[Stored data entries]
--- Begin ---

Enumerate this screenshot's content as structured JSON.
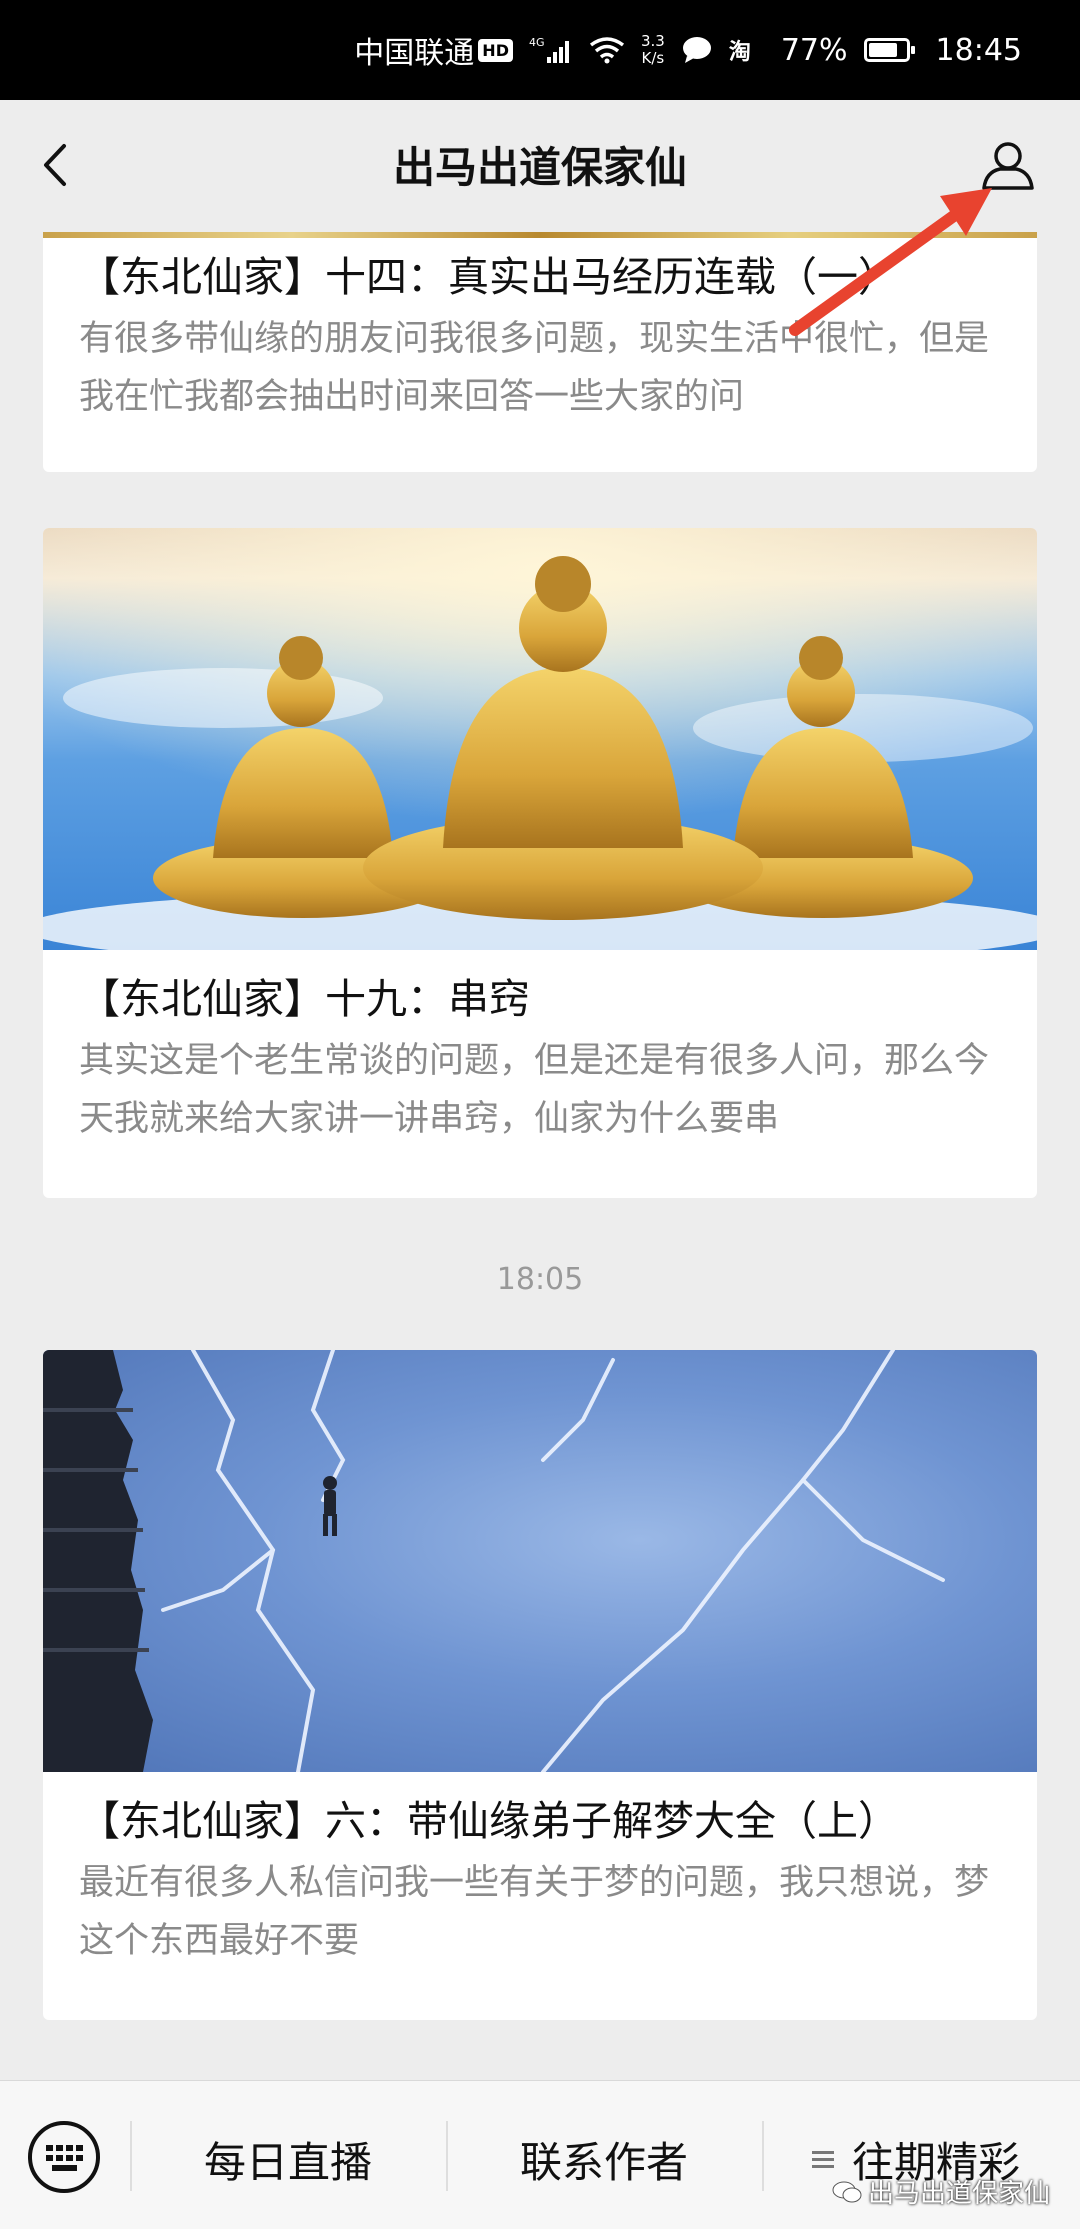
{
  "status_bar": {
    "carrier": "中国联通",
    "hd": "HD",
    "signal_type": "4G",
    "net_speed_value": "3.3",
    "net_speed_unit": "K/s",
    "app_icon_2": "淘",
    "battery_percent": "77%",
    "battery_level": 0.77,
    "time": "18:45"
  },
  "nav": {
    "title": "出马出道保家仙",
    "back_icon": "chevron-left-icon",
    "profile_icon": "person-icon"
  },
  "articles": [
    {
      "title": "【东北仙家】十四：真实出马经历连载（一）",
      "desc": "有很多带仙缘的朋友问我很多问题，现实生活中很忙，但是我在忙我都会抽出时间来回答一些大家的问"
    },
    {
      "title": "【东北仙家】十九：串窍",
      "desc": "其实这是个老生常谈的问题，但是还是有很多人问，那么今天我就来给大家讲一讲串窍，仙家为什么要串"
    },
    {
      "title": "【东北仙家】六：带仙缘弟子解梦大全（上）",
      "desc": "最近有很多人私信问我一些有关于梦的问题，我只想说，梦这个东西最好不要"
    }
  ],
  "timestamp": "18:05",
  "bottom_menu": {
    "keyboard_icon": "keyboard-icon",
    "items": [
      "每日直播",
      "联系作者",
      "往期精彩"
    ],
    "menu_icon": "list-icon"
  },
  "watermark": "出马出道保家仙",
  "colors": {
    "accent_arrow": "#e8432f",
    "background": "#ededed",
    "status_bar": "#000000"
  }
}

--- End ---
--- Begin ---

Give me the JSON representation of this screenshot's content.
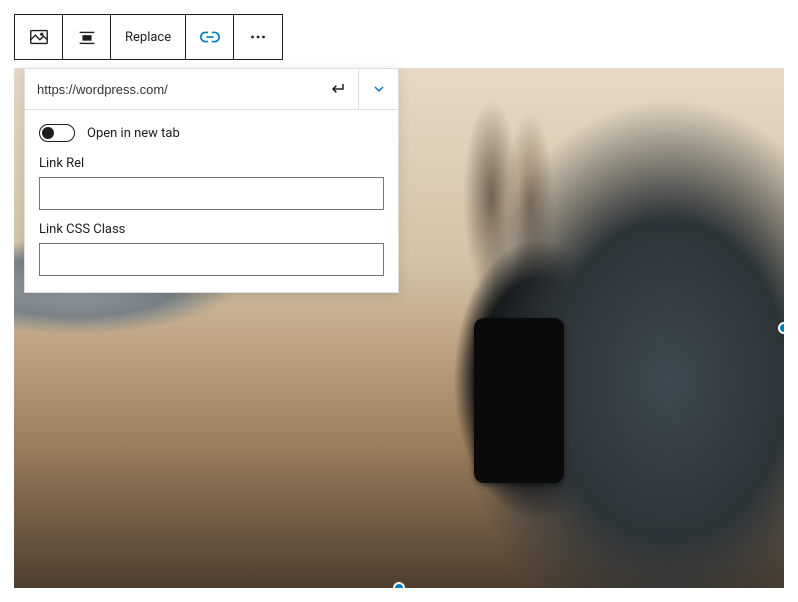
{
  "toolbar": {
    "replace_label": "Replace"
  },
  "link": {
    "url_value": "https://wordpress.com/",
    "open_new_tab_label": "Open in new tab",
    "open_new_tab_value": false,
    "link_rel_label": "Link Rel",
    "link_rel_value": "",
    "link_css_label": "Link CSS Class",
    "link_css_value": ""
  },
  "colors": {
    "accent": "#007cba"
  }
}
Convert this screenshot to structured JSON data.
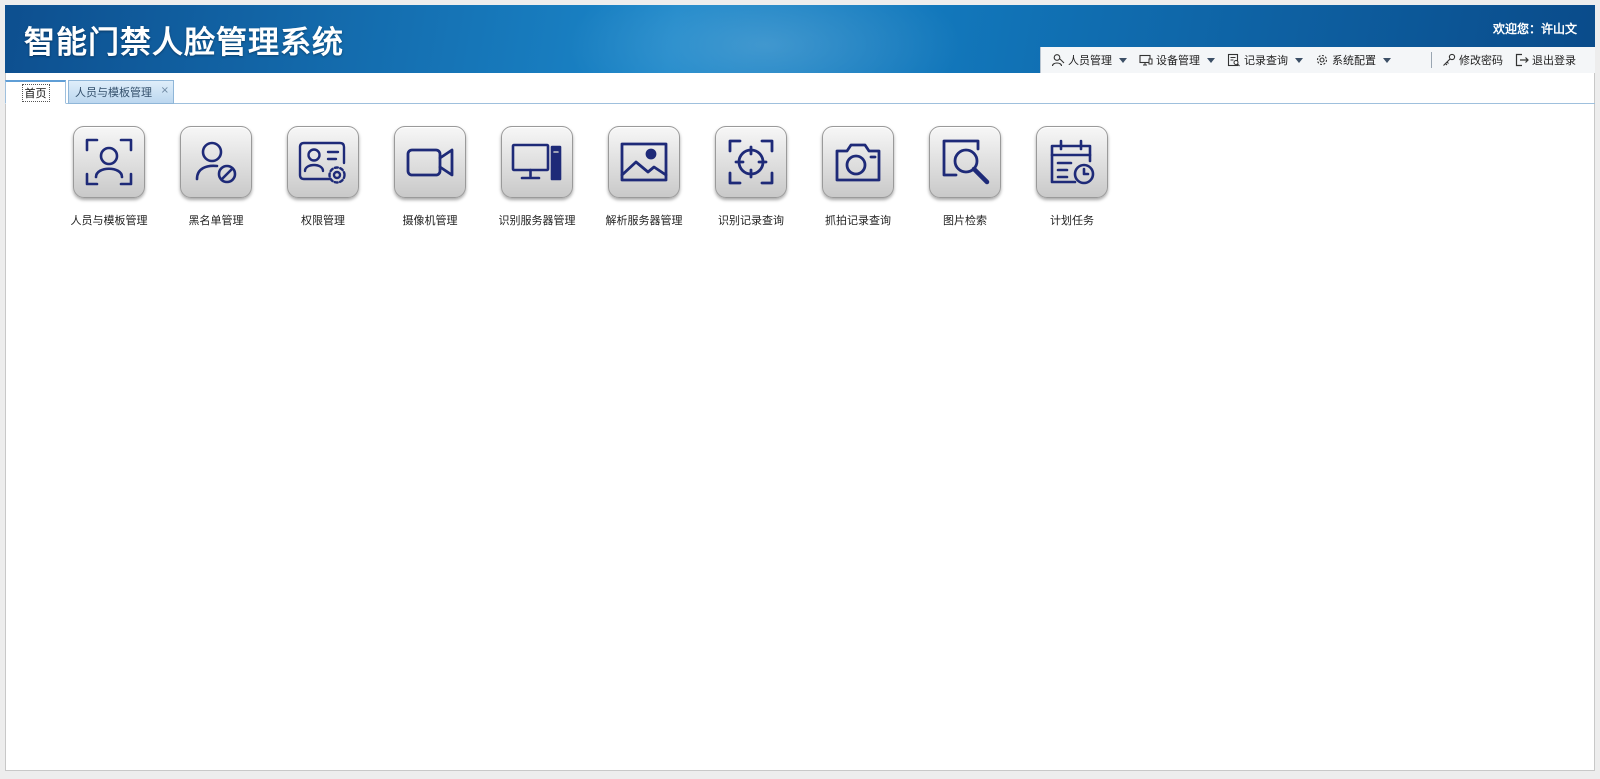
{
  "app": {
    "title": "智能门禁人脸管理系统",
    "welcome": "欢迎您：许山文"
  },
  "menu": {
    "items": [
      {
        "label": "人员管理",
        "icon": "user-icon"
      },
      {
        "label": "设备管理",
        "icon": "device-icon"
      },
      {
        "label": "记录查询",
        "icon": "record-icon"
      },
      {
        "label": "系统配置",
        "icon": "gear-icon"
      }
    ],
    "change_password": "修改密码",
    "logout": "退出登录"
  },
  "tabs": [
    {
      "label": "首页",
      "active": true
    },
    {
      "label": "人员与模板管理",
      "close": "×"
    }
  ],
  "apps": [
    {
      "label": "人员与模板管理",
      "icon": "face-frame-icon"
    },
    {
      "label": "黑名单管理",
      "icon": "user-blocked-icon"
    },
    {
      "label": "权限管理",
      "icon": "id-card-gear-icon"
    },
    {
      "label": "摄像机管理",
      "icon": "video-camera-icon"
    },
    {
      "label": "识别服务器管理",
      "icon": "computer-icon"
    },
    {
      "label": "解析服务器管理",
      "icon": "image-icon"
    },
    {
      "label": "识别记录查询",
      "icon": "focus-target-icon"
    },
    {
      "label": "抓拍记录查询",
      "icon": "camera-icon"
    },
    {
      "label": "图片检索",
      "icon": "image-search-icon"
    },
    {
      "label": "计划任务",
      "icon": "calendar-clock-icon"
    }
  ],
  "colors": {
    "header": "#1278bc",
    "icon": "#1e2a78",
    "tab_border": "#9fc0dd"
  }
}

--- End ---
--- Begin ---

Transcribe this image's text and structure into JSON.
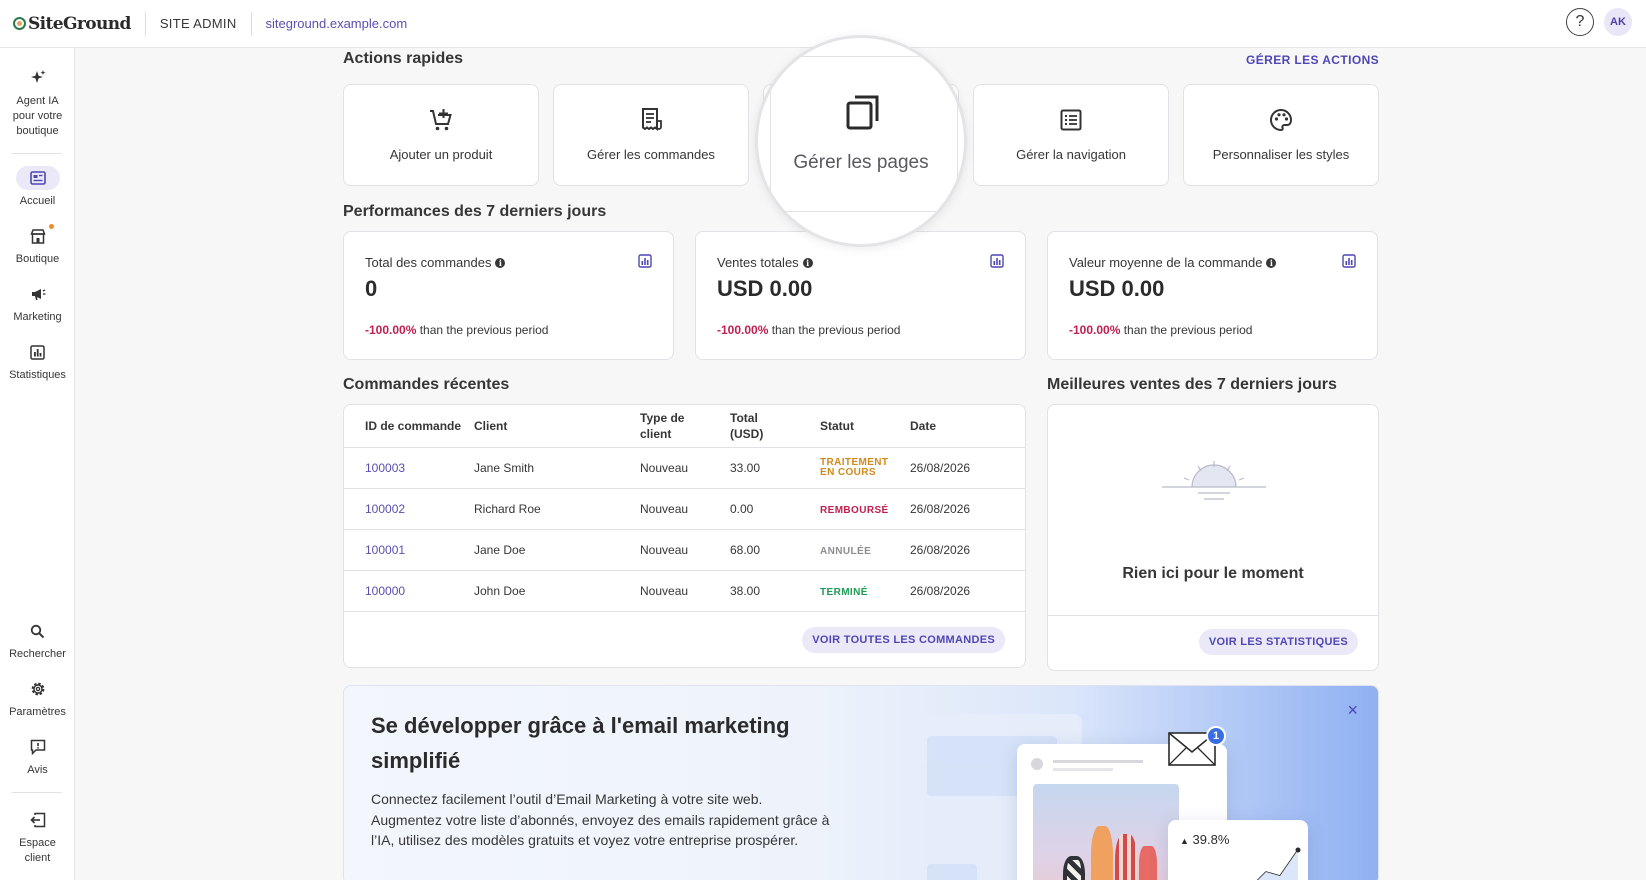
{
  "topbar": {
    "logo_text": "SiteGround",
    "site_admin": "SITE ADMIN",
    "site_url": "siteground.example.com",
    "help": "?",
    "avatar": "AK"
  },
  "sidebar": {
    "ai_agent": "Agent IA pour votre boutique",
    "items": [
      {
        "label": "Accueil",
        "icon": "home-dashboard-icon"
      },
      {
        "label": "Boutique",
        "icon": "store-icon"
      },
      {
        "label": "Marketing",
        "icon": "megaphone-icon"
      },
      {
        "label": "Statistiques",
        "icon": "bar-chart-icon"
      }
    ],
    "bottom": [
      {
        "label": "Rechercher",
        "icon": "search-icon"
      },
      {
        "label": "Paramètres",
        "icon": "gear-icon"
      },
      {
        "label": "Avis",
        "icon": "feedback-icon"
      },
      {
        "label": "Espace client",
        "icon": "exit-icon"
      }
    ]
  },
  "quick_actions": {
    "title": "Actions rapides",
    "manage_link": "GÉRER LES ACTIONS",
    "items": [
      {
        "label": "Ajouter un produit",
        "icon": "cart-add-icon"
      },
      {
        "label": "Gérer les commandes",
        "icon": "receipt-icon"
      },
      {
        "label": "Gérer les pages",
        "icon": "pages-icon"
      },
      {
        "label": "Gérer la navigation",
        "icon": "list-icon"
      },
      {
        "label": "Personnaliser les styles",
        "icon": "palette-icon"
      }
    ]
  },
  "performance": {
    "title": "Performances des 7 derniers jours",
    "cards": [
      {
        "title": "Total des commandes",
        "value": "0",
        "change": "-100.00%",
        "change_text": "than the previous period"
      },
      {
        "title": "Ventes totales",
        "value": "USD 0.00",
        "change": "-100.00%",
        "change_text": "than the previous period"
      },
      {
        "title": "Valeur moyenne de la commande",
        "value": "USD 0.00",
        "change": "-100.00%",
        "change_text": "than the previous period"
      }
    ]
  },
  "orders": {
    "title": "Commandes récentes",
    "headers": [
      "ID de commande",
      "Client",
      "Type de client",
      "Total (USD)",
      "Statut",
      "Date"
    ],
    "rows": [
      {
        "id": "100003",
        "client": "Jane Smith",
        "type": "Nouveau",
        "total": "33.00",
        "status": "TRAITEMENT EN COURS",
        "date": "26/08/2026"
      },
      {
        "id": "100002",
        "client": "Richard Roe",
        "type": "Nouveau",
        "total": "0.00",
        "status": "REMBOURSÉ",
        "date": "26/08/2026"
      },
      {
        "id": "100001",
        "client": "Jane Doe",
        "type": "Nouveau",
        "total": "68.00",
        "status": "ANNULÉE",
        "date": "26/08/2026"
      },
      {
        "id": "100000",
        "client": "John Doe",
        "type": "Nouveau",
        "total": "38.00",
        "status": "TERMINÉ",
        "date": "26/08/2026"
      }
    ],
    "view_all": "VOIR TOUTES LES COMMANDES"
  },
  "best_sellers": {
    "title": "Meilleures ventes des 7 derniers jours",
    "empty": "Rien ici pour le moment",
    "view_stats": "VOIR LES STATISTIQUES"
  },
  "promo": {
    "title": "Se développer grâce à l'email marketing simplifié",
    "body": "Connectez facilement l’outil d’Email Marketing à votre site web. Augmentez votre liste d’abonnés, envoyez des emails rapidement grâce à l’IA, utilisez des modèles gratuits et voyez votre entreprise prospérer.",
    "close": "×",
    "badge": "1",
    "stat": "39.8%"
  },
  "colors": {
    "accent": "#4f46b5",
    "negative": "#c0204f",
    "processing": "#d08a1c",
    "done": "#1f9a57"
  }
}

--- End ---

*WHAT YOU ARE ASKED TO DO*.
Go through the entries and return each line where the word "image" appears.

*REPLY TO THE EXERCISE*.
      "icon": "image-icon"
      "icon": "image-search-icon"
Transcribe this image's text and structure into JSON.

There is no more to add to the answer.